> **PROVIDED MATERIAL**:
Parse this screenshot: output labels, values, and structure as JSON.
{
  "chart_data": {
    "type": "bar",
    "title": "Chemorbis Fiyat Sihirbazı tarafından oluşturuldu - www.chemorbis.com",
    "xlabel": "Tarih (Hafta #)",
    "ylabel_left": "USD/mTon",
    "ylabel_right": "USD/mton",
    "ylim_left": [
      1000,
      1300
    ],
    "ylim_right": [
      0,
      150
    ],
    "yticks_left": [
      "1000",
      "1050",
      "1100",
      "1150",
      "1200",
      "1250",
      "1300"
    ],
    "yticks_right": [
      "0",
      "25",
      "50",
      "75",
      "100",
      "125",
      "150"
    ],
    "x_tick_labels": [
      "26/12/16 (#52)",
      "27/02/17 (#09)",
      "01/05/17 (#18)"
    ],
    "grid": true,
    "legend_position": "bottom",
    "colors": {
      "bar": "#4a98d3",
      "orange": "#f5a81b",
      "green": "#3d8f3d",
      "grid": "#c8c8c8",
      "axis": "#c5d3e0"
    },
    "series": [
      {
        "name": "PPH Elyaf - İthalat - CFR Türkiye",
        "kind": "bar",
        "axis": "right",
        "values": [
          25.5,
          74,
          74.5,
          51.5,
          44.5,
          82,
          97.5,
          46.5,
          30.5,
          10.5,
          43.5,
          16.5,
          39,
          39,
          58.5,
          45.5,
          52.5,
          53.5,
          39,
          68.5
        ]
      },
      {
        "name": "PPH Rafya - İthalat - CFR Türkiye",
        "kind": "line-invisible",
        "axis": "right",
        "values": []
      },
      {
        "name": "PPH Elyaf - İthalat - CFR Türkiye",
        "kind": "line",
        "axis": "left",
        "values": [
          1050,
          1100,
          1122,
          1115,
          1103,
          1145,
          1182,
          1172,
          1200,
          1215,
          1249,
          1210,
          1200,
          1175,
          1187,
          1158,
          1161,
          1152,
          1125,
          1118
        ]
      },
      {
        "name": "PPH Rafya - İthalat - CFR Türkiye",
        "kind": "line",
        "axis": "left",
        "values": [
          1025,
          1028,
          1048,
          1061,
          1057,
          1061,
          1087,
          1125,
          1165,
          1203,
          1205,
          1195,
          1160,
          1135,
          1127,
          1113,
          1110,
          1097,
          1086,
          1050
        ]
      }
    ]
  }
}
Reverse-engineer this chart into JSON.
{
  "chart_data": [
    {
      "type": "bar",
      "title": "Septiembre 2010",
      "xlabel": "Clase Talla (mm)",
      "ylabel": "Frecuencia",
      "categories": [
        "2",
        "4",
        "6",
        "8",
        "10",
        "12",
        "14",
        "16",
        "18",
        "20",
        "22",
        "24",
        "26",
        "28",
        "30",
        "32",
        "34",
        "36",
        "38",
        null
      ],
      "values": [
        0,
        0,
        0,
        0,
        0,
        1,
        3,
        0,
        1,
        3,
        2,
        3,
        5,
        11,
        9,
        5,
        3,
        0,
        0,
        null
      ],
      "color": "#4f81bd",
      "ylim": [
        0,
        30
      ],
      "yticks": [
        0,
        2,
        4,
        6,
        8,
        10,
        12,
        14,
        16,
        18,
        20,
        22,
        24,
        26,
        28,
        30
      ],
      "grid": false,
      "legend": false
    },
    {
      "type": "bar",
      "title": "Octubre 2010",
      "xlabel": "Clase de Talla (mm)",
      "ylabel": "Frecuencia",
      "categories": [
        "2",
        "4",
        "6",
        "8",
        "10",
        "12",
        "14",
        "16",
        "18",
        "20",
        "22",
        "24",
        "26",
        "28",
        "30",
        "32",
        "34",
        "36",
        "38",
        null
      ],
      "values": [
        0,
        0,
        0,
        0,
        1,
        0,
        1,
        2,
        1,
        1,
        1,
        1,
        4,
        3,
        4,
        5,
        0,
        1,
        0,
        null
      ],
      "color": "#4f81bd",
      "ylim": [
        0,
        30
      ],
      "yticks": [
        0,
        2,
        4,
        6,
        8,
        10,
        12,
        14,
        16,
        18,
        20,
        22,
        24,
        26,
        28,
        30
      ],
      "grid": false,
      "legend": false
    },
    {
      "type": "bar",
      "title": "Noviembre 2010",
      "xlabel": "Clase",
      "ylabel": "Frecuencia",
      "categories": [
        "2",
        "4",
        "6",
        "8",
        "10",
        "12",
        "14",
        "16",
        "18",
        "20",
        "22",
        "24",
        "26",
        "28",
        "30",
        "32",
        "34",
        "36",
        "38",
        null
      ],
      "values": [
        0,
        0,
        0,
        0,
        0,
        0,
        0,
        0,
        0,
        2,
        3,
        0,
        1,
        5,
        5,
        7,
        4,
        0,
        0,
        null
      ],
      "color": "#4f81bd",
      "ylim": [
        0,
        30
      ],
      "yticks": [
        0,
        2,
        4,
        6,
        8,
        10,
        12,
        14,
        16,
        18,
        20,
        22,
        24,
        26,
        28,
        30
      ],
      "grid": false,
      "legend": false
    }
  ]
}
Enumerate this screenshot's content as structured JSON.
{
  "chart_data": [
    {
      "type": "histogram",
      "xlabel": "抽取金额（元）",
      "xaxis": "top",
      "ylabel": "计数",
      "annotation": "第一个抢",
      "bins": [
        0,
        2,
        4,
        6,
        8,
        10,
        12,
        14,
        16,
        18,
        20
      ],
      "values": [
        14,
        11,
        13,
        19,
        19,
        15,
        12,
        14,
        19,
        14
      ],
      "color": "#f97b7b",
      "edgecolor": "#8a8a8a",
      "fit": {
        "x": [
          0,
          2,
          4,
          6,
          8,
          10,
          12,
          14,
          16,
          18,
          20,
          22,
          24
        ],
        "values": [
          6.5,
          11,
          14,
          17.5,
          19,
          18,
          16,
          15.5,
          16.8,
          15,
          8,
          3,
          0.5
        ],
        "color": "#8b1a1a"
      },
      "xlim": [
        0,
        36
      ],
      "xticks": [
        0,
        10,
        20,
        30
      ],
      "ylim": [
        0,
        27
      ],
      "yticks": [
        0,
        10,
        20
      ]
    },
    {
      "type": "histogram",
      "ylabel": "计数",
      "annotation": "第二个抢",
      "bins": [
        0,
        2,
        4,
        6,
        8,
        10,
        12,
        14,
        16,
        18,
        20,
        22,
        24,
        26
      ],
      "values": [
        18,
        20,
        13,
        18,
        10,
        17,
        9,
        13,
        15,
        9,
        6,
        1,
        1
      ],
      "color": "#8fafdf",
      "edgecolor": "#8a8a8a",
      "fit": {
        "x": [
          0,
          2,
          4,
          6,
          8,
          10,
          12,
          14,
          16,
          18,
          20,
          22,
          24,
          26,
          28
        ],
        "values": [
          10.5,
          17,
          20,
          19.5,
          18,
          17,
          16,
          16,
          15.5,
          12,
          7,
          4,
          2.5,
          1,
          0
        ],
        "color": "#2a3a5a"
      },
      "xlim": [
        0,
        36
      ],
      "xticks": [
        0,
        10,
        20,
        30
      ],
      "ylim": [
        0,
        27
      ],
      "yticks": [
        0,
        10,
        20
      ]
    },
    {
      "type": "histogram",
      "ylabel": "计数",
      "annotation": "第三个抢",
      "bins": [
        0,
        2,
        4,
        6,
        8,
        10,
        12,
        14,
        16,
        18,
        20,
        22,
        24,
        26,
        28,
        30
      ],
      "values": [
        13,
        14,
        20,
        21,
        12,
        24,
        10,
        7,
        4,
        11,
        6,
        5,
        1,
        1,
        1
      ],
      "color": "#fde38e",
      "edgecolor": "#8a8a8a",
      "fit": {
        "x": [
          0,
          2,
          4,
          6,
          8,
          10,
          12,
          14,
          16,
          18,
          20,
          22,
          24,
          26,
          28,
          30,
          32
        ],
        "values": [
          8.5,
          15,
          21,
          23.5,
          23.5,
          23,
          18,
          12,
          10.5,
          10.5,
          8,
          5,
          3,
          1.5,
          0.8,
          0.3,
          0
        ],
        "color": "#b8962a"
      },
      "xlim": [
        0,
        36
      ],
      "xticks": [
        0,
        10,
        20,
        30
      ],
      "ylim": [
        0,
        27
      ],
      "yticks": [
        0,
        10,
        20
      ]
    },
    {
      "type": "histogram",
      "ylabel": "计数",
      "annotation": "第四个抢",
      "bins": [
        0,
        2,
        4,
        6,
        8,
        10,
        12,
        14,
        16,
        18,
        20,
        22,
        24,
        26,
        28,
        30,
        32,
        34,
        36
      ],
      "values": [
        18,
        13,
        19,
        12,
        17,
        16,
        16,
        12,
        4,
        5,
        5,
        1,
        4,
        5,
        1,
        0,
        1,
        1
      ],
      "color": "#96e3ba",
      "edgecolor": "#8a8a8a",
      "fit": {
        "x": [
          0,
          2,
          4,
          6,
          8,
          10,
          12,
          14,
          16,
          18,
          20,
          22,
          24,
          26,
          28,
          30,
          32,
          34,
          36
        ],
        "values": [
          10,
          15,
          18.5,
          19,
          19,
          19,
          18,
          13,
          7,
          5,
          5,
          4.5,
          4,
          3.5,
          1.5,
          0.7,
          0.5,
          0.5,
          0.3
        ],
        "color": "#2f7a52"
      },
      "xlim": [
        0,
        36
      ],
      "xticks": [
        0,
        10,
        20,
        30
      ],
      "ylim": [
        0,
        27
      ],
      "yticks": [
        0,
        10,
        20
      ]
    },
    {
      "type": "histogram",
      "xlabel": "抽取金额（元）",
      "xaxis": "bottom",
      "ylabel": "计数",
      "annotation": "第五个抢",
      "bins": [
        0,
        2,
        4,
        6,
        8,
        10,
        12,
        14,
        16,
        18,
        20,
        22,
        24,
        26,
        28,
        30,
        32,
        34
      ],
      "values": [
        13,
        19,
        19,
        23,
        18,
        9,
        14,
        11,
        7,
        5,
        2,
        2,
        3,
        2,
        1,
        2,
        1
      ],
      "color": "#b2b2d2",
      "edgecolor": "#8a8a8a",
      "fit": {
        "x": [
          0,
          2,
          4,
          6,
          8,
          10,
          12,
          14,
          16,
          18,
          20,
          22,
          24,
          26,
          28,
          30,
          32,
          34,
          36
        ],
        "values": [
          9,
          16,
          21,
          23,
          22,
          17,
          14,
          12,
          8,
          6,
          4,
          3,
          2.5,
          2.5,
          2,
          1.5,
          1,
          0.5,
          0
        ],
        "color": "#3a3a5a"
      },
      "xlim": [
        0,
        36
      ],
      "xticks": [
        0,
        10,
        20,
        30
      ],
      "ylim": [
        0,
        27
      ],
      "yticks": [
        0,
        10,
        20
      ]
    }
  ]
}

> **INSTRUCTIONS TO FOLLOW**: Tally the lines that hold the string "annotation" and state the total, nothing more.

> **TASK OUTPUT**: 5